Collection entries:
[START]

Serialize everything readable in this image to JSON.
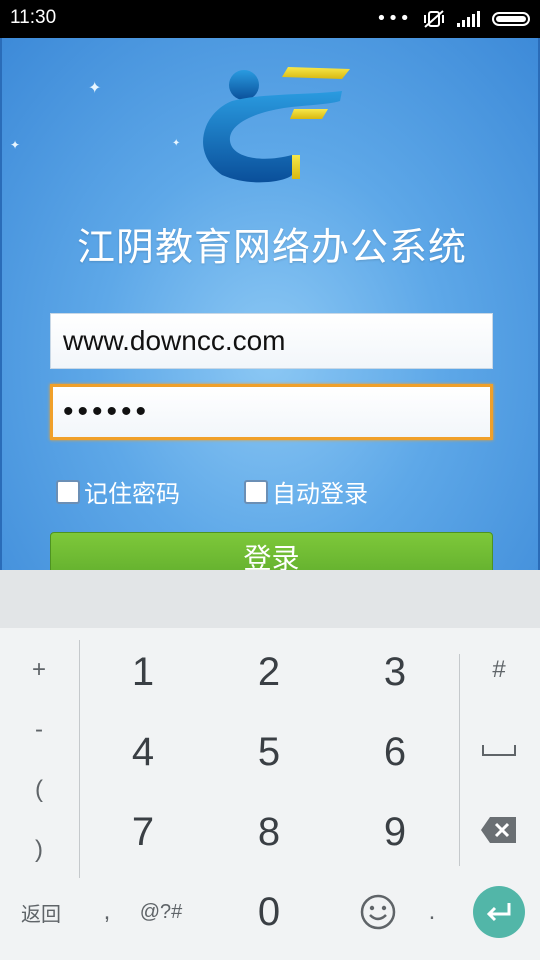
{
  "status_bar": {
    "time": "11:30",
    "icons": [
      "more-dots-icon",
      "mute-vibrate-icon",
      "signal-icon",
      "battery-icon"
    ]
  },
  "app": {
    "title": "江阴教育网络办公系统",
    "username_value": "www.downcc.com",
    "password_value": "••••••",
    "remember_password_label": "记住密码",
    "auto_login_label": "自动登录",
    "login_button_label": "登录"
  },
  "keyboard": {
    "left_keys": [
      "+",
      "-",
      "(",
      ")"
    ],
    "digits": [
      "1",
      "2",
      "3",
      "4",
      "5",
      "6",
      "7",
      "8",
      "9",
      "0"
    ],
    "right_keys": [
      "#",
      "space-icon",
      "backspace-icon"
    ],
    "bottom": {
      "back_label": "返回",
      "comma_label": ",",
      "symbols_label": "@?#",
      "period_label": ".",
      "emoji_icon": "emoji-icon",
      "enter_icon": "enter-icon"
    }
  },
  "colors": {
    "app_background": "#5ea8e8",
    "login_button": "#6cb832",
    "focus_border": "#f0a02a",
    "enter_key": "#52b6a8"
  }
}
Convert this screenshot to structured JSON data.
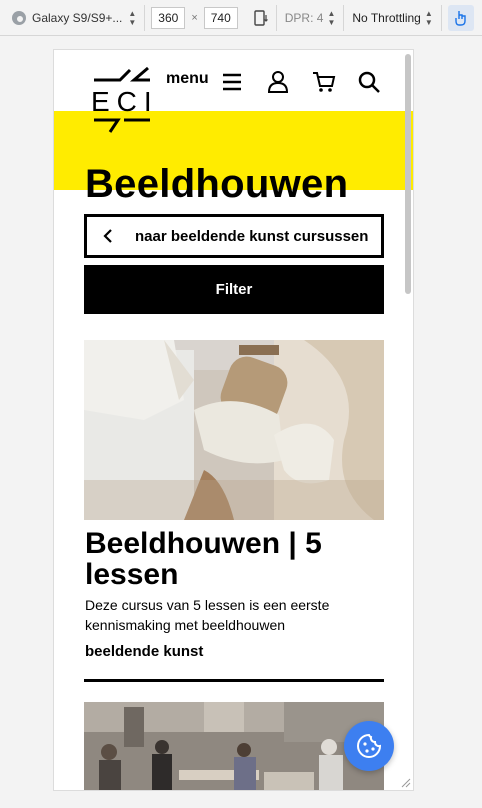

[END]

**TO BE DONE**
Quote all the records verbatim, dropping any pictures from your copy.

**WORKED SOLUTION**
Serialize everything readable in this image to JSON.
{
  "status_bar": {
    "time": "11:30",
    "icons": [
      "more-dots-icon",
      "mute-vibrate-icon",
      "signal-icon",
      "battery-icon"
    ]
  },
  "app": {
    "title": "江阴教育网络办公系统",
    "username_value": "www.downcc.com",
    "password_value": "••••••",
    "remember_password_label": "记住密码",
    "auto_login_label": "自动登录",
    "login_button_label": "登录"
  },
  "keyboard": {
    "left_keys": [
      "+",
      "-",
      "(",
      ")"
    ],
    "digits": [
      "1",
      "2",
      "3",
      "4",
      "5",
      "6",
      "7",
      "8",
      "9",
      "0"
    ],
    "right_keys": [
      "#",
      "space-icon",
      "backspace-icon"
    ],
    "bottom": {
      "back_label": "返回",
      "comma_label": ",",
      "symbols_label": "@?#",
      "period_label": ".",
      "emoji_icon": "emoji-icon",
      "enter_icon": "enter-icon"
    }
  },
  "colors": {
    "app_background": "#5ea8e8",
    "login_button": "#6cb832",
    "focus_border": "#f0a02a",
    "enter_key": "#52b6a8"
  }
}
Convert this screenshot to structured JSON data.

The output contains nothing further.